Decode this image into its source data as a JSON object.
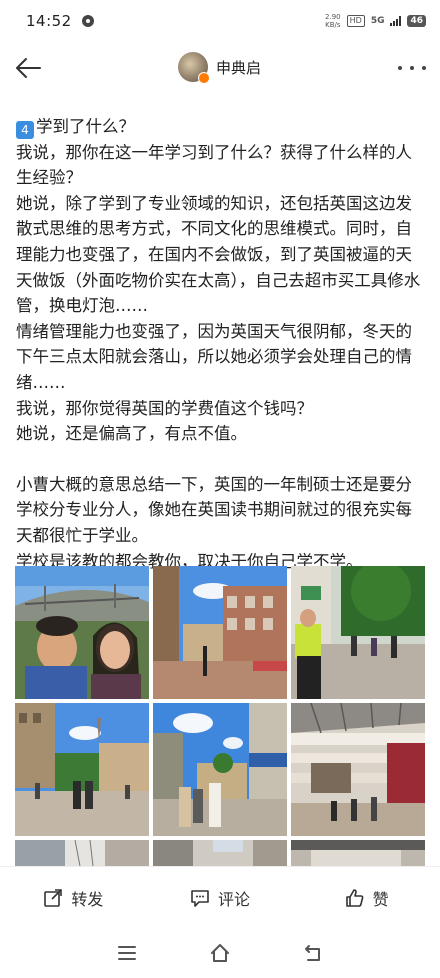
{
  "status_bar": {
    "time": "14:52",
    "speed_value": "2.90",
    "speed_unit": "KB/s",
    "hd": "HD",
    "network": "5G",
    "battery": "46"
  },
  "header": {
    "author_name": "申典启"
  },
  "post": {
    "section_number": "4",
    "lines": [
      "学到了什么？",
      "我说，那你在这一年学习到了什么？获得了什么样的人生经验？",
      "她说，除了学到了专业领域的知识，还包括英国这边发散式思维的思考方式，不同文化的思维模式。同时，自理能力也变强了，在国内不会做饭，到了英国被逼的天天做饭（外面吃物价实在太高），自己去超市买工具修水管，换电灯泡……",
      "情绪管理能力也变强了，因为英国天气很阴郁，冬天的下午三点太阳就会落山，所以她必须学会处理自己的情绪……",
      "我说，那你觉得英国的学费值这个钱吗？",
      "她说，还是偏高了，有点不值。"
    ],
    "summary": [
      "小曹大概的意思总结一下，英国的一年制硕士还是要分学校分专业分人，像她在英国读书期间就过的很充实每天都很忙于学业。",
      "学校是该教的都会教你，取决于你自己学不学。"
    ]
  },
  "photos": [
    {
      "name": "photo-bridge-selfie"
    },
    {
      "name": "photo-street-buildings"
    },
    {
      "name": "photo-pedestrian-street"
    },
    {
      "name": "photo-town-square"
    },
    {
      "name": "photo-shopping-street"
    },
    {
      "name": "photo-shopping-mall"
    },
    {
      "name": "photo-partial-1"
    },
    {
      "name": "photo-partial-2"
    },
    {
      "name": "photo-partial-3"
    }
  ],
  "actions": {
    "repost": "转发",
    "comment": "评论",
    "like": "赞"
  },
  "colors": {
    "accent": "#ff7a00",
    "keycap": "#3b8de0",
    "text": "#222222"
  }
}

________________

▸ WHAT NEEDS TO BE DONE
Pick out each line above that includes "partial" and show it.

▸ RESPONSE FOR THIS EXERCISE
      "name": "photo-partial-1"
      "name": "photo-partial-2"
      "name": "photo-partial-3"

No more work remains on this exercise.